To do: Copy every line of the entries that includes the word "style".

Structured figure records
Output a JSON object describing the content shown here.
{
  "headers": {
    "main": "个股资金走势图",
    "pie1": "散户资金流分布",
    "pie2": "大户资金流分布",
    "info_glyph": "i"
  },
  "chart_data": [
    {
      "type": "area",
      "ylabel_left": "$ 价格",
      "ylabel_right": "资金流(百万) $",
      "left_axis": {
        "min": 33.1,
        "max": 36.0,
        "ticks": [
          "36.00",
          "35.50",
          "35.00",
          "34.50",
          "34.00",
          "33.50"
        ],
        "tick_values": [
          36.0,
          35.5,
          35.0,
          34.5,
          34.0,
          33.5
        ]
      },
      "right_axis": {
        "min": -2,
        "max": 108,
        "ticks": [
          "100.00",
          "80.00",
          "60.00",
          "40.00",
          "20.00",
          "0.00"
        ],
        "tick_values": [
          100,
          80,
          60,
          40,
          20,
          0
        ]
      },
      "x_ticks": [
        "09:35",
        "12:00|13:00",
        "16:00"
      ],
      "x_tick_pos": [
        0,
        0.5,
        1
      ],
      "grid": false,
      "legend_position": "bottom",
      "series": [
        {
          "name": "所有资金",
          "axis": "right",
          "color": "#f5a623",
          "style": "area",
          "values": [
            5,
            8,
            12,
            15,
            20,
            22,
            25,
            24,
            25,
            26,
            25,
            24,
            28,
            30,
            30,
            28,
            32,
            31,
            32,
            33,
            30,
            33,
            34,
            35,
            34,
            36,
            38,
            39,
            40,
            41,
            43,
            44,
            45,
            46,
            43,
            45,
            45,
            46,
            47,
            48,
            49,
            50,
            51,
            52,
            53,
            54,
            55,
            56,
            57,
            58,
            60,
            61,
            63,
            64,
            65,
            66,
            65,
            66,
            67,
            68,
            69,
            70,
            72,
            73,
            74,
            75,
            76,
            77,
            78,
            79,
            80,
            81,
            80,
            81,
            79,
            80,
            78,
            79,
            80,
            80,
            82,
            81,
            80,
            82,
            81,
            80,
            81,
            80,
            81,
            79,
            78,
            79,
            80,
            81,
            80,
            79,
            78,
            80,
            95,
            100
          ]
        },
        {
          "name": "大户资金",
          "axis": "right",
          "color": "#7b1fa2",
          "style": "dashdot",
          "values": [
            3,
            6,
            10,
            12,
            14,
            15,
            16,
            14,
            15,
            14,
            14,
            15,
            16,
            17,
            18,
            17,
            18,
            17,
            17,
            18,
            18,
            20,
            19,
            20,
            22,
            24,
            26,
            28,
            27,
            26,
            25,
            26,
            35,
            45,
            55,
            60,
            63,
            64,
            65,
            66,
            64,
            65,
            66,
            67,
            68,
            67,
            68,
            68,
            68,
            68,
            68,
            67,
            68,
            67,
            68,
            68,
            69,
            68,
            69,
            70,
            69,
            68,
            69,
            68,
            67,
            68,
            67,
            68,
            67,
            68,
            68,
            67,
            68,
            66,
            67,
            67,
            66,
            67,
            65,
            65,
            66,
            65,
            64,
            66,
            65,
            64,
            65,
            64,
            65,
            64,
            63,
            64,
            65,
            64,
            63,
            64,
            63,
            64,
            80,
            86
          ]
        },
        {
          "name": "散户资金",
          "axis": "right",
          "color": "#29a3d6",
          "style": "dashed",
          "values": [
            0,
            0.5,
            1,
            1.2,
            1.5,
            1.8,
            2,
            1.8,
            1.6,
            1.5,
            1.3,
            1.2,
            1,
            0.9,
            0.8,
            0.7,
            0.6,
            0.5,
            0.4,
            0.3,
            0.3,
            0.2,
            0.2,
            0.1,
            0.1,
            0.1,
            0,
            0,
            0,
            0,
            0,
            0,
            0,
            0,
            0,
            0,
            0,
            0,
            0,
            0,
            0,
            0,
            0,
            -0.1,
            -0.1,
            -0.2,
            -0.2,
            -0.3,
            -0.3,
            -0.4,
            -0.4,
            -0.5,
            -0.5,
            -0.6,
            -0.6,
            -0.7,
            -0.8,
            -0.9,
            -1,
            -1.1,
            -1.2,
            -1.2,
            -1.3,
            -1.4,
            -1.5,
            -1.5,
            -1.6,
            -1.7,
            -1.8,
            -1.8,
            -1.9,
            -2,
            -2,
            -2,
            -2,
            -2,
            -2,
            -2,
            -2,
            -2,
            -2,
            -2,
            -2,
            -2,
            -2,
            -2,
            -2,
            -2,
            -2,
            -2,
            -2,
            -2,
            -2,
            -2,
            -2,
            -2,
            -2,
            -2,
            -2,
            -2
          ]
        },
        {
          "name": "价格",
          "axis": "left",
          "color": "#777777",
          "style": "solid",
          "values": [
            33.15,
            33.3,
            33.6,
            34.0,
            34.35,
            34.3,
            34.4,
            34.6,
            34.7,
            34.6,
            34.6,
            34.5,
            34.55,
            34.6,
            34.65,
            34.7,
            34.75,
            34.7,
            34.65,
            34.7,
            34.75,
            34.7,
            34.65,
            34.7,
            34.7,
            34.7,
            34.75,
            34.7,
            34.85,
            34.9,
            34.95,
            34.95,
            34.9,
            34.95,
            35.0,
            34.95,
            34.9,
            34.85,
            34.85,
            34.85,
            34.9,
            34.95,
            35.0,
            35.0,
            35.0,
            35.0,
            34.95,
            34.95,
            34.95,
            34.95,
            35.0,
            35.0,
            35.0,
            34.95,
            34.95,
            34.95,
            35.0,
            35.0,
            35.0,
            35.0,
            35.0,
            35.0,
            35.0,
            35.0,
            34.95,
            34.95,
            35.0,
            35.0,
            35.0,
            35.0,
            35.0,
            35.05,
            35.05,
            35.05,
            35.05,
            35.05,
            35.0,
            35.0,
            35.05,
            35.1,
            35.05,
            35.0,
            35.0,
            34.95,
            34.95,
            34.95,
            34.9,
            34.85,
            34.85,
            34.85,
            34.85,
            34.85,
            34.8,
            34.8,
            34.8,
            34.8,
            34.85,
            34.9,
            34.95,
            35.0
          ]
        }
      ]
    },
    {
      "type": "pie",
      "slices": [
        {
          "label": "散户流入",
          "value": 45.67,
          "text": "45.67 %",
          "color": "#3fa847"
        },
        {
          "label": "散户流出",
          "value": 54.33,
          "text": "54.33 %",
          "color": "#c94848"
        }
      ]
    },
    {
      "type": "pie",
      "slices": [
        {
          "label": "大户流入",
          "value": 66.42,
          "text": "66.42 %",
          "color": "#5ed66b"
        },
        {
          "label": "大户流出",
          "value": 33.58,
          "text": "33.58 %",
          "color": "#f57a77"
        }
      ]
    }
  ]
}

Answer to the task:
          "style": "area",
          "style": "dashdot",
          "style": "dashed",
          "style": "solid",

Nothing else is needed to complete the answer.